* _Task requirements_
Quote the whole listing word for word, please.

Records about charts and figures

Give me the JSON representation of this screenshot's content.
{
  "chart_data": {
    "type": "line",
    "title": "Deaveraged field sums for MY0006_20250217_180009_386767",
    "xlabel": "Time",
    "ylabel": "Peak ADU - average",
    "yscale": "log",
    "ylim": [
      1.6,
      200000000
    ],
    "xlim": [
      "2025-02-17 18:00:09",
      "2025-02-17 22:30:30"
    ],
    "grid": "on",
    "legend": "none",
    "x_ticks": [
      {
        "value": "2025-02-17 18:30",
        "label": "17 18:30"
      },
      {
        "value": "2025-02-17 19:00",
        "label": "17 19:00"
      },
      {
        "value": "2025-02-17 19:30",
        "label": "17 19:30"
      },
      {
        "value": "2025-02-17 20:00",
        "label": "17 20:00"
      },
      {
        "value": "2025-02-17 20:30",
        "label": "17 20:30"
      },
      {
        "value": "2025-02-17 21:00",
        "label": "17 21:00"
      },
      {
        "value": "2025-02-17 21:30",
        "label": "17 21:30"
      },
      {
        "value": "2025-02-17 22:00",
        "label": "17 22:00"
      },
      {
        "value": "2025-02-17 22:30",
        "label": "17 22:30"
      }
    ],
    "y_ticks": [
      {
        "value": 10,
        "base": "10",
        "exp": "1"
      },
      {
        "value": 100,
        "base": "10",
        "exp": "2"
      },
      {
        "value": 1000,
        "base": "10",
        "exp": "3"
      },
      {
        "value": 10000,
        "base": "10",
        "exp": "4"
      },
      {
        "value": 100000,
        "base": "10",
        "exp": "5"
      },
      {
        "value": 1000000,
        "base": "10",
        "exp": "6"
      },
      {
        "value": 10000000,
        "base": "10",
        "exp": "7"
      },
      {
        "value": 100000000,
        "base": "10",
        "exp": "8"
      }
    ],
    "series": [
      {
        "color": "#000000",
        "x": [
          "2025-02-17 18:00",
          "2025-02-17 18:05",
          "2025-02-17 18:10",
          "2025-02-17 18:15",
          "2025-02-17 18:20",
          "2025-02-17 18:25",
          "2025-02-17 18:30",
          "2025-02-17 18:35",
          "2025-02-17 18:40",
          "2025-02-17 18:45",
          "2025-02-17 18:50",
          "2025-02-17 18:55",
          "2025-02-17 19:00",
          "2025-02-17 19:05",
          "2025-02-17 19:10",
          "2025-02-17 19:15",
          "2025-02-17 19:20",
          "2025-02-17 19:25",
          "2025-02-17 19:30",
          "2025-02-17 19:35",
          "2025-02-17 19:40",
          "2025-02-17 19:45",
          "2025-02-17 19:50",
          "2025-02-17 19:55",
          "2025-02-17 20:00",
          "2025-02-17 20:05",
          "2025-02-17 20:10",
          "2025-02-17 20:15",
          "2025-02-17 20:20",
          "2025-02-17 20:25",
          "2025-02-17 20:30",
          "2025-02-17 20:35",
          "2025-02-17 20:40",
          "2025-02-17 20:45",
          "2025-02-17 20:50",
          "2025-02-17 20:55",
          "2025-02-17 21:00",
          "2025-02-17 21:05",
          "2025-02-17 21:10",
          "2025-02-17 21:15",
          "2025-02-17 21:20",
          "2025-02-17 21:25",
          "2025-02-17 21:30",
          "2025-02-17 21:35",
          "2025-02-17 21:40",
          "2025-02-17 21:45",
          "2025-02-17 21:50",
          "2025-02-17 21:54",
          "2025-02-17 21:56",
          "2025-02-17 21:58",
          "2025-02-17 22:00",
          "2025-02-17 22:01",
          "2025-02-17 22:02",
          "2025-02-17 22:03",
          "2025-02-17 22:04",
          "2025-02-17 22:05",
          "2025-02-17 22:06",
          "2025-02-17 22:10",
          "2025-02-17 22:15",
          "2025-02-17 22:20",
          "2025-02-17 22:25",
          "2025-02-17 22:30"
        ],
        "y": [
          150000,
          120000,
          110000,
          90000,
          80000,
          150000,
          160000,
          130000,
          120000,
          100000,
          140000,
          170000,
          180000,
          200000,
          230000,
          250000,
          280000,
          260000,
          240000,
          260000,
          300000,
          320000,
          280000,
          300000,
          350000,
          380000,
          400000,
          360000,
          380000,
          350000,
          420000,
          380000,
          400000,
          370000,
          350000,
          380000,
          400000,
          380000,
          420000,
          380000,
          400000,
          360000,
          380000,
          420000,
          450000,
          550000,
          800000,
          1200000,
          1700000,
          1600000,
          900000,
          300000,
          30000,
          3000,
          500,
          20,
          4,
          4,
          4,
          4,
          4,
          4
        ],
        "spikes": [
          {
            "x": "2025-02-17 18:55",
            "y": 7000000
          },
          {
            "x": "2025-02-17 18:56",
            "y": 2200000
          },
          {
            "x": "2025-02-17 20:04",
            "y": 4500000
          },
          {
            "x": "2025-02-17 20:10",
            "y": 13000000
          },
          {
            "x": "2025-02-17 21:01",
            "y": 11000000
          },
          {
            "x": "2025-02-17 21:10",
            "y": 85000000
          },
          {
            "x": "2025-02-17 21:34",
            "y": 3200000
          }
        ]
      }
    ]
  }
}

* _Result for this task_
Give me the JSON representation of this screenshot's content.
{
  "chart_data": {
    "type": "line",
    "title": "Deaveraged field sums for MY0006_20250217_180009_386767",
    "xlabel": "Time",
    "ylabel": "Peak ADU - average",
    "yscale": "log",
    "ylim": [
      1.6,
      200000000
    ],
    "xlim": [
      "2025-02-17 18:00:09",
      "2025-02-17 22:30:30"
    ],
    "grid": "on",
    "legend": "none",
    "x_ticks": [
      {
        "value": "2025-02-17 18:30",
        "label": "17 18:30"
      },
      {
        "value": "2025-02-17 19:00",
        "label": "17 19:00"
      },
      {
        "value": "2025-02-17 19:30",
        "label": "17 19:30"
      },
      {
        "value": "2025-02-17 20:00",
        "label": "17 20:00"
      },
      {
        "value": "2025-02-17 20:30",
        "label": "17 20:30"
      },
      {
        "value": "2025-02-17 21:00",
        "label": "17 21:00"
      },
      {
        "value": "2025-02-17 21:30",
        "label": "17 21:30"
      },
      {
        "value": "2025-02-17 22:00",
        "label": "17 22:00"
      },
      {
        "value": "2025-02-17 22:30",
        "label": "17 22:30"
      }
    ],
    "y_ticks": [
      {
        "value": 10,
        "base": "10",
        "exp": "1"
      },
      {
        "value": 100,
        "base": "10",
        "exp": "2"
      },
      {
        "value": 1000,
        "base": "10",
        "exp": "3"
      },
      {
        "value": 10000,
        "base": "10",
        "exp": "4"
      },
      {
        "value": 100000,
        "base": "10",
        "exp": "5"
      },
      {
        "value": 1000000,
        "base": "10",
        "exp": "6"
      },
      {
        "value": 10000000,
        "base": "10",
        "exp": "7"
      },
      {
        "value": 100000000,
        "base": "10",
        "exp": "8"
      }
    ],
    "series": [
      {
        "color": "#000000",
        "x": [
          "2025-02-17 18:00",
          "2025-02-17 18:05",
          "2025-02-17 18:10",
          "2025-02-17 18:15",
          "2025-02-17 18:20",
          "2025-02-17 18:25",
          "2025-02-17 18:30",
          "2025-02-17 18:35",
          "2025-02-17 18:40",
          "2025-02-17 18:45",
          "2025-02-17 18:50",
          "2025-02-17 18:55",
          "2025-02-17 19:00",
          "2025-02-17 19:05",
          "2025-02-17 19:10",
          "2025-02-17 19:15",
          "2025-02-17 19:20",
          "2025-02-17 19:25",
          "2025-02-17 19:30",
          "2025-02-17 19:35",
          "2025-02-17 19:40",
          "2025-02-17 19:45",
          "2025-02-17 19:50",
          "2025-02-17 19:55",
          "2025-02-17 20:00",
          "2025-02-17 20:05",
          "2025-02-17 20:10",
          "2025-02-17 20:15",
          "2025-02-17 20:20",
          "2025-02-17 20:25",
          "2025-02-17 20:30",
          "2025-02-17 20:35",
          "2025-02-17 20:40",
          "2025-02-17 20:45",
          "2025-02-17 20:50",
          "2025-02-17 20:55",
          "2025-02-17 21:00",
          "2025-02-17 21:05",
          "2025-02-17 21:10",
          "2025-02-17 21:15",
          "2025-02-17 21:20",
          "2025-02-17 21:25",
          "2025-02-17 21:30",
          "2025-02-17 21:35",
          "2025-02-17 21:40",
          "2025-02-17 21:45",
          "2025-02-17 21:50",
          "2025-02-17 21:54",
          "2025-02-17 21:56",
          "2025-02-17 21:58",
          "2025-02-17 22:00",
          "2025-02-17 22:01",
          "2025-02-17 22:02",
          "2025-02-17 22:03",
          "2025-02-17 22:04",
          "2025-02-17 22:05",
          "2025-02-17 22:06",
          "2025-02-17 22:10",
          "2025-02-17 22:15",
          "2025-02-17 22:20",
          "2025-02-17 22:25",
          "2025-02-17 22:30"
        ],
        "y": [
          150000,
          120000,
          110000,
          90000,
          80000,
          150000,
          160000,
          130000,
          120000,
          100000,
          140000,
          170000,
          180000,
          200000,
          230000,
          250000,
          280000,
          260000,
          240000,
          260000,
          300000,
          320000,
          280000,
          300000,
          350000,
          380000,
          400000,
          360000,
          380000,
          350000,
          420000,
          380000,
          400000,
          370000,
          350000,
          380000,
          400000,
          380000,
          420000,
          380000,
          400000,
          360000,
          380000,
          420000,
          450000,
          550000,
          800000,
          1200000,
          1700000,
          1600000,
          900000,
          300000,
          30000,
          3000,
          500,
          20,
          4,
          4,
          4,
          4,
          4,
          4
        ],
        "spikes": [
          {
            "x": "2025-02-17 18:55",
            "y": 7000000
          },
          {
            "x": "2025-02-17 18:56",
            "y": 2200000
          },
          {
            "x": "2025-02-17 20:04",
            "y": 4500000
          },
          {
            "x": "2025-02-17 20:10",
            "y": 13000000
          },
          {
            "x": "2025-02-17 21:01",
            "y": 11000000
          },
          {
            "x": "2025-02-17 21:10",
            "y": 85000000
          },
          {
            "x": "2025-02-17 21:34",
            "y": 3200000
          }
        ]
      }
    ]
  }
}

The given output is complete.